• [STATED PROBLEM] What follows is a listing. Return every line of it exactly.

• [DATA SUPPLIED]
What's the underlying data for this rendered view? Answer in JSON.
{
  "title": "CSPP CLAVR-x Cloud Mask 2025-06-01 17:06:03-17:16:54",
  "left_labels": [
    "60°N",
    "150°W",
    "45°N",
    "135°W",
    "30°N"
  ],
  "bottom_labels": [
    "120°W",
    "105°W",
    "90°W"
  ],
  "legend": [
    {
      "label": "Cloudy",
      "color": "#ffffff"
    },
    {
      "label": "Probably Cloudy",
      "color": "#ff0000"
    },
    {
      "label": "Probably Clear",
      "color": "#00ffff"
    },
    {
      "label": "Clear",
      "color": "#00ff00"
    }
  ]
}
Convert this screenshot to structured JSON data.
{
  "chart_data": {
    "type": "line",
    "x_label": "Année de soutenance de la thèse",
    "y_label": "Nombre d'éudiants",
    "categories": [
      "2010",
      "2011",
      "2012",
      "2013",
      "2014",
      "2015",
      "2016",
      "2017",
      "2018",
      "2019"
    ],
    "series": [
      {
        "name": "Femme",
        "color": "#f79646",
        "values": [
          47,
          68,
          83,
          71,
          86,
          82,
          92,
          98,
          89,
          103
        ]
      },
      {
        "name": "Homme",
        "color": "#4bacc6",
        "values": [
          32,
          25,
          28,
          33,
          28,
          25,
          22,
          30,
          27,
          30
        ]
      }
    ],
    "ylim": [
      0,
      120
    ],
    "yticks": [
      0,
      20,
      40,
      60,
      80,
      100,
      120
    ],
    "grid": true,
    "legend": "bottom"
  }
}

• [RESULT OF THIS TASK]
What's the underlying data for this rendered view? Answer in JSON.
{
  "title": "CSPP CLAVR-x Cloud Mask 2025-06-01 17:06:03-17:16:54",
  "left_labels": [
    "60°N",
    "150°W",
    "45°N",
    "135°W",
    "30°N"
  ],
  "bottom_labels": [
    "120°W",
    "105°W",
    "90°W"
  ],
  "legend": [
    {
      "label": "Cloudy",
      "color": "#ffffff"
    },
    {
      "label": "Probably Cloudy",
      "color": "#ff0000"
    },
    {
      "label": "Probably Clear",
      "color": "#00ffff"
    },
    {
      "label": "Clear",
      "color": "#00ff00"
    }
  ]
}
Convert this screenshot to structured JSON data.
{
  "chart_data": {
    "type": "line",
    "x_label": "Année de soutenance de la thèse",
    "y_label": "Nombre d'éudiants",
    "categories": [
      "2010",
      "2011",
      "2012",
      "2013",
      "2014",
      "2015",
      "2016",
      "2017",
      "2018",
      "2019"
    ],
    "series": [
      {
        "name": "Femme",
        "color": "#f79646",
        "values": [
          47,
          68,
          83,
          71,
          86,
          82,
          92,
          98,
          89,
          103
        ]
      },
      {
        "name": "Homme",
        "color": "#4bacc6",
        "values": [
          32,
          25,
          28,
          33,
          28,
          25,
          22,
          30,
          27,
          30
        ]
      }
    ],
    "ylim": [
      0,
      120
    ],
    "yticks": [
      0,
      20,
      40,
      60,
      80,
      100,
      120
    ],
    "grid": true,
    "legend": "bottom"
  }
}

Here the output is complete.